#### Do this
Reproduce verbatim the lines from the items below, starting at the line that contains "- table-row: [171, 1043, 1089, 1073]" and stopping after the line that contains "- x-coordinate-cell: 86072,28: [399, 689, 629, 719]".
# # # # #
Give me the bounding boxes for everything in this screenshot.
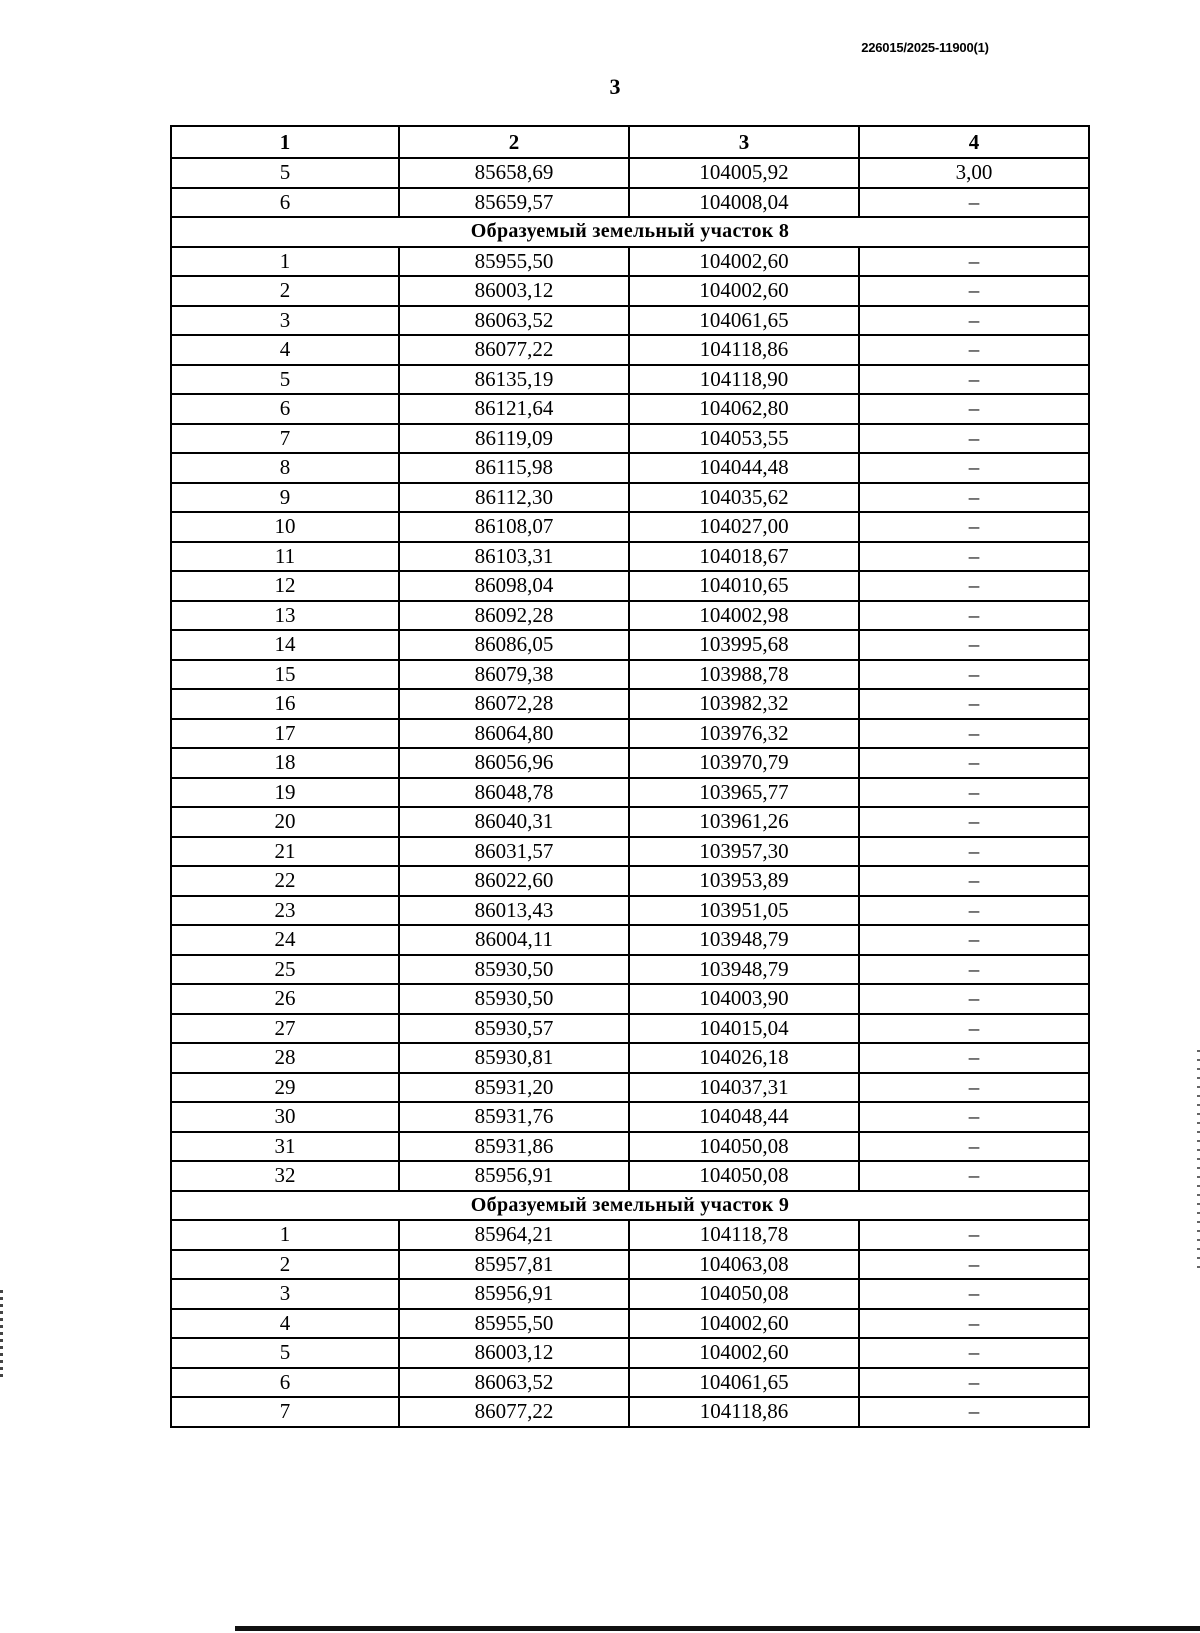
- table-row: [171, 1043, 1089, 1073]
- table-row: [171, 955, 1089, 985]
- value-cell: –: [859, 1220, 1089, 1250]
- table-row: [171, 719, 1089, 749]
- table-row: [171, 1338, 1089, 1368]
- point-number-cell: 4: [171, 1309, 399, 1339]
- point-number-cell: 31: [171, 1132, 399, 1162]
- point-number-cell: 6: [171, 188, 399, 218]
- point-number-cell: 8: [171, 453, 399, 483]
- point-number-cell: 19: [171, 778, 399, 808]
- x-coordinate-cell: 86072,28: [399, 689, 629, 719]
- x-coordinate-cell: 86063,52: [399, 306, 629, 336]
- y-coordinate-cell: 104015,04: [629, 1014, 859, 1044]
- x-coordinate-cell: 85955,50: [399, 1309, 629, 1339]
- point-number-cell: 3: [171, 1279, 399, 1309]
# # # # #
#### Exercise output
- table-row: [171, 1043, 1089, 1073]
- table-row: [171, 955, 1089, 985]
- value-cell: –: [859, 1220, 1089, 1250]
- table-row: [171, 719, 1089, 749]
- table-row: [171, 1338, 1089, 1368]
- point-number-cell: 4: [171, 1309, 399, 1339]
- point-number-cell: 31: [171, 1132, 399, 1162]
- point-number-cell: 6: [171, 188, 399, 218]
- point-number-cell: 8: [171, 453, 399, 483]
- point-number-cell: 19: [171, 778, 399, 808]
- x-coordinate-cell: 86072,28: [399, 689, 629, 719]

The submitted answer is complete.